• [SUPPLIED INFORMATION]
=-=-=-=-=

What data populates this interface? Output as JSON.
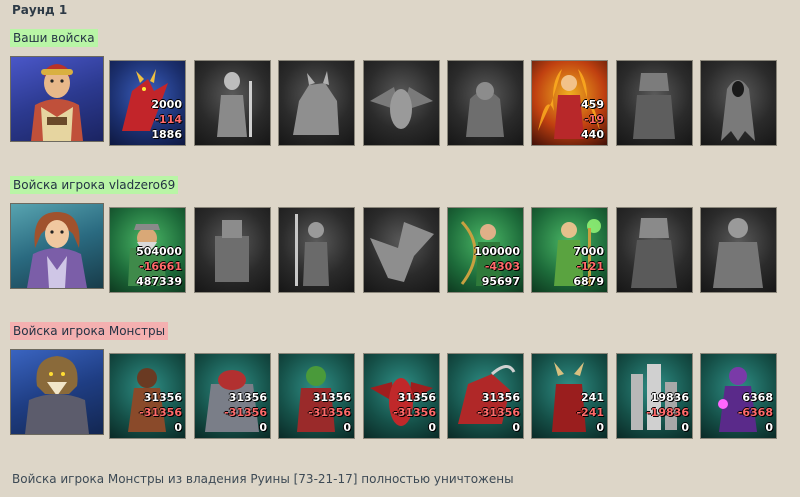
{
  "round_title": "Раунд 1",
  "summary": "Войска игрока Монстры из владения Руины [73-21-17] полностью уничтожены",
  "colors": {
    "green_label": "#b9f5a6",
    "red_label": "#f4b0b0",
    "loss": "#ff6a6a",
    "page_bg": "#ddd6c8"
  },
  "sides": [
    {
      "label": "Ваши войска",
      "units": [
        {
          "icon": "red-dragon-icon",
          "start": "2000",
          "loss": "-114",
          "left": "1886"
        },
        {
          "icon": "skeleton-warrior-icon",
          "start": "",
          "loss": "",
          "left": ""
        },
        {
          "icon": "werewolf-icon",
          "start": "",
          "loss": "",
          "left": ""
        },
        {
          "icon": "gargoyle-icon",
          "start": "",
          "loss": "",
          "left": ""
        },
        {
          "icon": "ghoul-icon",
          "start": "",
          "loss": "",
          "left": ""
        },
        {
          "icon": "fire-monk-icon",
          "start": "459",
          "loss": "-19",
          "left": "440"
        },
        {
          "icon": "armored-knight-icon",
          "start": "",
          "loss": "",
          "left": ""
        },
        {
          "icon": "wraith-icon",
          "start": "",
          "loss": "",
          "left": ""
        }
      ]
    },
    {
      "label": "Войска игрока vladzero69",
      "units": [
        {
          "icon": "dwarf-warrior-icon",
          "start": "504000",
          "loss": "-16661",
          "left": "487339"
        },
        {
          "icon": "iron-golem-icon",
          "start": "",
          "loss": "",
          "left": ""
        },
        {
          "icon": "spearman-icon",
          "start": "",
          "loss": "",
          "left": ""
        },
        {
          "icon": "griffin-icon",
          "start": "",
          "loss": "",
          "left": ""
        },
        {
          "icon": "elf-archer-icon",
          "start": "100000",
          "loss": "-4303",
          "left": "95697"
        },
        {
          "icon": "druid-icon",
          "start": "7000",
          "loss": "-121",
          "left": "6879"
        },
        {
          "icon": "paladin-icon",
          "start": "",
          "loss": "",
          "left": ""
        },
        {
          "icon": "titan-icon",
          "start": "",
          "loss": "",
          "left": ""
        }
      ]
    },
    {
      "label": "Войска игрока Монстры",
      "units": [
        {
          "icon": "lizard-warrior-icon",
          "start": "31356",
          "loss": "-31356",
          "left": "0"
        },
        {
          "icon": "behemoth-icon",
          "start": "31356",
          "loss": "-31356",
          "left": "0"
        },
        {
          "icon": "orc-warrior-icon",
          "start": "31356",
          "loss": "-31356",
          "left": "0"
        },
        {
          "icon": "red-demon-icon",
          "start": "31356",
          "loss": "-31356",
          "left": "0"
        },
        {
          "icon": "scorpion-beast-icon",
          "start": "31356",
          "loss": "-31356",
          "left": "0"
        },
        {
          "icon": "pit-fiend-icon",
          "start": "241",
          "loss": "-241",
          "left": "0"
        },
        {
          "icon": "crystal-tower-icon",
          "start": "19836",
          "loss": "-19836",
          "left": "0"
        },
        {
          "icon": "chaos-mage-icon",
          "start": "6368",
          "loss": "-6368",
          "left": "0"
        }
      ]
    }
  ]
}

=-=-=-=-=

• [STATED TASK] Leave the pictures out, and transcribe each of the records exactly.

• [PROBLEM SOLUTION]
What data populates this interface? Output as JSON.
{
  "round_title": "Раунд 1",
  "summary": "Войска игрока Монстры из владения Руины [73-21-17] полностью уничтожены",
  "colors": {
    "green_label": "#b9f5a6",
    "red_label": "#f4b0b0",
    "loss": "#ff6a6a",
    "page_bg": "#ddd6c8"
  },
  "sides": [
    {
      "label": "Ваши войска",
      "units": [
        {
          "icon": "red-dragon-icon",
          "start": "2000",
          "loss": "-114",
          "left": "1886"
        },
        {
          "icon": "skeleton-warrior-icon",
          "start": "",
          "loss": "",
          "left": ""
        },
        {
          "icon": "werewolf-icon",
          "start": "",
          "loss": "",
          "left": ""
        },
        {
          "icon": "gargoyle-icon",
          "start": "",
          "loss": "",
          "left": ""
        },
        {
          "icon": "ghoul-icon",
          "start": "",
          "loss": "",
          "left": ""
        },
        {
          "icon": "fire-monk-icon",
          "start": "459",
          "loss": "-19",
          "left": "440"
        },
        {
          "icon": "armored-knight-icon",
          "start": "",
          "loss": "",
          "left": ""
        },
        {
          "icon": "wraith-icon",
          "start": "",
          "loss": "",
          "left": ""
        }
      ]
    },
    {
      "label": "Войска игрока vladzero69",
      "units": [
        {
          "icon": "dwarf-warrior-icon",
          "start": "504000",
          "loss": "-16661",
          "left": "487339"
        },
        {
          "icon": "iron-golem-icon",
          "start": "",
          "loss": "",
          "left": ""
        },
        {
          "icon": "spearman-icon",
          "start": "",
          "loss": "",
          "left": ""
        },
        {
          "icon": "griffin-icon",
          "start": "",
          "loss": "",
          "left": ""
        },
        {
          "icon": "elf-archer-icon",
          "start": "100000",
          "loss": "-4303",
          "left": "95697"
        },
        {
          "icon": "druid-icon",
          "start": "7000",
          "loss": "-121",
          "left": "6879"
        },
        {
          "icon": "paladin-icon",
          "start": "",
          "loss": "",
          "left": ""
        },
        {
          "icon": "titan-icon",
          "start": "",
          "loss": "",
          "left": ""
        }
      ]
    },
    {
      "label": "Войска игрока Монстры",
      "units": [
        {
          "icon": "lizard-warrior-icon",
          "start": "31356",
          "loss": "-31356",
          "left": "0"
        },
        {
          "icon": "behemoth-icon",
          "start": "31356",
          "loss": "-31356",
          "left": "0"
        },
        {
          "icon": "orc-warrior-icon",
          "start": "31356",
          "loss": "-31356",
          "left": "0"
        },
        {
          "icon": "red-demon-icon",
          "start": "31356",
          "loss": "-31356",
          "left": "0"
        },
        {
          "icon": "scorpion-beast-icon",
          "start": "31356",
          "loss": "-31356",
          "left": "0"
        },
        {
          "icon": "pit-fiend-icon",
          "start": "241",
          "loss": "-241",
          "left": "0"
        },
        {
          "icon": "crystal-tower-icon",
          "start": "19836",
          "loss": "-19836",
          "left": "0"
        },
        {
          "icon": "chaos-mage-icon",
          "start": "6368",
          "loss": "-6368",
          "left": "0"
        }
      ]
    }
  ]
}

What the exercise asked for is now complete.